◆ PROBLEMS TO SOLVE ◆
1. Write out the Elliott Lieb biography from "Lieb is married" to "consent to publish.", word for word.
2. Does each statement agree with the Elliott Lieb biography? Answer yes or no for each, quoting the deciding words of the biography exactly. (a) Lieb earned his PhD from the Massachusetts Institute of Technology. (b) Lieb's father was an accountant from Lithuania. (c) Lieb received the Max Planck Medal in 1998.

◆ EXCERPTED TEXT ◆
BEGIN

American mathematical physicist

Elliott Hershel Lieb (born July 31, 1932) is an American mathematical physicist. He is a professor of mathematics and physics at Princeton University. Lieb's works pertain to the quantum and classical many-body problems, atomic structure, the stability of matter, functional inequalities, the theory of magnetism, and the Hubbard model.

==Biography==
Lieb was born in Boston in 1932. His family moved to New York when he was five. His father, from Lithuania, was an accountant, while his mother, from Bessarabia, worked as a secretary.

Lieb received his B.S. in physics from the Massachusetts Institute of Technology in 1953 and his PhD in mathematical physics from the University of Birmingham in England in 1956. Lieb was a Fulbright Fellow at Kyoto University, Japan (1956–1957), and worked as the Staff Theoretical Physicist for IBM from 1960 to 1963. In 1961–1962, Lieb was on leave as professor of applied mathematics at Fourah Bay College, the University of Sierra Leone. In 1963, he joined the Yeshiva University as an associate professor. He has been a professor at Princeton since 1975, following a leave from his professorship at MIT.

Lieb is married to fellow Princeton professor Christiane Fellbaum.

For years, Lieb has rejected the standard practice of transferring copyright of his research articles to academic publishers. Instead, he would only give publishers his consent to publish.

==Awards==
Lieb has been awarded several prizes in mathematics and physics, including the Heineman Prize for Mathematical Physics of the American Physical Society and the American Institute of Physics (1978), the Max Planck Medal of the German Physical Society (1992), the Boltzmann medal of the International Union of Pure and Applied Physics (1998), the Schock Prize (2001), the Henri Poincaré Prize of the International Association of Mathematical Physics (2003), and the Medal of the Erwin Schrödinger Institute for Mathematics and Physics (2021).

END

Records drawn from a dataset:
BEGIN

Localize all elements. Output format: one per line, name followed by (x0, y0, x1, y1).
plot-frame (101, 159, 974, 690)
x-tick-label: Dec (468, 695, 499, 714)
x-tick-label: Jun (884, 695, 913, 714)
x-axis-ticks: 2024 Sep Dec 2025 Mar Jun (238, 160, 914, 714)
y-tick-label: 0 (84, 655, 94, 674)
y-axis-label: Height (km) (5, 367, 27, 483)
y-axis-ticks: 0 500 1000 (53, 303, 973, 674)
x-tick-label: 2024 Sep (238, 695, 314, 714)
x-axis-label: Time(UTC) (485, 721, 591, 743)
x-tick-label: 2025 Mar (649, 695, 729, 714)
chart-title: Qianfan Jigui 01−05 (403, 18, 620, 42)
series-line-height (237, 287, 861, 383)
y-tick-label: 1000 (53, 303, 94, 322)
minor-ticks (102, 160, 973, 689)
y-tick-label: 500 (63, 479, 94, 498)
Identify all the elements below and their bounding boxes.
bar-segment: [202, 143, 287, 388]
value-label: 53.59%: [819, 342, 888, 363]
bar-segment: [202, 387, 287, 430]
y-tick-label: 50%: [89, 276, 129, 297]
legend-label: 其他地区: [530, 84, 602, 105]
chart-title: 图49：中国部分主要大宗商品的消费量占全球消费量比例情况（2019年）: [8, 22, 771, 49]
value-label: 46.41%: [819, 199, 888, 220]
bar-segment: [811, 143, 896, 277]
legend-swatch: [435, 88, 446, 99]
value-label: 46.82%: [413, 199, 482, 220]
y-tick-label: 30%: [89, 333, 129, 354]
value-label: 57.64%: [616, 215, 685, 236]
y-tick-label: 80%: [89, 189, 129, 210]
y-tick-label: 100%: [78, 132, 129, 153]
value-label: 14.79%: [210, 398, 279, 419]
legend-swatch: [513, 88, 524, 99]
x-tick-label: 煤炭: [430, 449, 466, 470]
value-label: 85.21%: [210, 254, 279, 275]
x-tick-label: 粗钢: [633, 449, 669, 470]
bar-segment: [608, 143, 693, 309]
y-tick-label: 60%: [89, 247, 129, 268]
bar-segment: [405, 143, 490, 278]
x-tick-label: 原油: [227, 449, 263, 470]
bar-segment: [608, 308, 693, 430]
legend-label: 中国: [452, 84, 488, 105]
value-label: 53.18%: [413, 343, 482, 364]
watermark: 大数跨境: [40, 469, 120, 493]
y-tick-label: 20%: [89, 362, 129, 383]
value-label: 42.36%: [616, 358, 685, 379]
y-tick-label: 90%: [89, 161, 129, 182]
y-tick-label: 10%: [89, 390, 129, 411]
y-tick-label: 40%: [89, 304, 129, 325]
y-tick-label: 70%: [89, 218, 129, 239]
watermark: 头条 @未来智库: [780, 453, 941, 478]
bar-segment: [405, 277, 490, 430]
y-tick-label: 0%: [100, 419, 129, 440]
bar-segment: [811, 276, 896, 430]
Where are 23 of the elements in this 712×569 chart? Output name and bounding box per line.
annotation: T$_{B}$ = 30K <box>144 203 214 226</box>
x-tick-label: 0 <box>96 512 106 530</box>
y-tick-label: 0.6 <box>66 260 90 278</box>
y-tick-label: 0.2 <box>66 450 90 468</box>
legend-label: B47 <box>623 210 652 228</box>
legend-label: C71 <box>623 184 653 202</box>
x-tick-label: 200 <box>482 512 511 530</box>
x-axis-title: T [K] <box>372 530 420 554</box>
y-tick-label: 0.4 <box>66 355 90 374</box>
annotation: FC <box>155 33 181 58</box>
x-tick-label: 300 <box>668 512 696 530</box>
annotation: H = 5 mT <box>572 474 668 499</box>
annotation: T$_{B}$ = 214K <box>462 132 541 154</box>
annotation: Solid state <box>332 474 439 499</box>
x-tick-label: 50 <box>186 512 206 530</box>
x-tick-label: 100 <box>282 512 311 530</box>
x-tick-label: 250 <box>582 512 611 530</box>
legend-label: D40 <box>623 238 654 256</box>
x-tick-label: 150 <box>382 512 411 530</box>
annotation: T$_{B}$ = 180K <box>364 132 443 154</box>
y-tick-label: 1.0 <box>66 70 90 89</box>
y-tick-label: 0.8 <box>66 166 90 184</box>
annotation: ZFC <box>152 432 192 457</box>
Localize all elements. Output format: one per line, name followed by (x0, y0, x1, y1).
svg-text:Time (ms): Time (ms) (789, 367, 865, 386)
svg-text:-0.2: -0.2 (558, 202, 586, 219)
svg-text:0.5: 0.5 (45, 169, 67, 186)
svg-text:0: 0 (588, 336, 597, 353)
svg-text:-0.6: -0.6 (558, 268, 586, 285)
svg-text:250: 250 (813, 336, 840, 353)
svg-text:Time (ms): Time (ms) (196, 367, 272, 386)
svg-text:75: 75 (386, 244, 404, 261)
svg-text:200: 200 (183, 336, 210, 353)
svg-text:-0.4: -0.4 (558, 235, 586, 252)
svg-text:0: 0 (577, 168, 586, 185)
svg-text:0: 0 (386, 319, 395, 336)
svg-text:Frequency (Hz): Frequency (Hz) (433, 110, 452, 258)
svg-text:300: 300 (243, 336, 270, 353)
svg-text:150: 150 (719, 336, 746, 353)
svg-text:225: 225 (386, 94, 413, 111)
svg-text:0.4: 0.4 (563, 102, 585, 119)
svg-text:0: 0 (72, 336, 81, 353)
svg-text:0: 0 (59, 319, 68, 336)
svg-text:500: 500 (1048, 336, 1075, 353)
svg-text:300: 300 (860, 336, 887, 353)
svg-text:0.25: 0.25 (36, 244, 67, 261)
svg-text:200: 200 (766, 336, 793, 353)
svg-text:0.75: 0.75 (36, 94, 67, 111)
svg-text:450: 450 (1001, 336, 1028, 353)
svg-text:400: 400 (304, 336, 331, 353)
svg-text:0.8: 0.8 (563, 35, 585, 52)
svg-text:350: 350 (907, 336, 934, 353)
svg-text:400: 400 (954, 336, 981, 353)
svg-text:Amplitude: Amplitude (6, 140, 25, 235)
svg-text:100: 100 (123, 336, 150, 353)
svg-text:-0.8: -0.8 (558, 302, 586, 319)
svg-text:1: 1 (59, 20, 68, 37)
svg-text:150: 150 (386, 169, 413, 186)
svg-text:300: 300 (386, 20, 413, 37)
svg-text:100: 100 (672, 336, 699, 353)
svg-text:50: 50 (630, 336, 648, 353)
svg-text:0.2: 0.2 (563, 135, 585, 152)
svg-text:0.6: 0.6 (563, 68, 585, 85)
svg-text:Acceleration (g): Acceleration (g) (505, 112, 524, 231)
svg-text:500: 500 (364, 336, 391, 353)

END

◆ ANSWERS BY ITEM ◆
1.
Lieb is married to fellow Princeton professor Christiane Fellbaum.

For years, Lieb has rejected the standard practice of transferring copyright of his research articles to academic publishers. Instead, he would only give publishers his consent to publish.

2.
(a) No: "his PhD in mathematical physics from the University of Birmingham in England in 1956"
(b) Yes: "His father, from Lithuania, was an accountant"
(c) No: "the Max Planck Medal of the German Physical Society (1992)"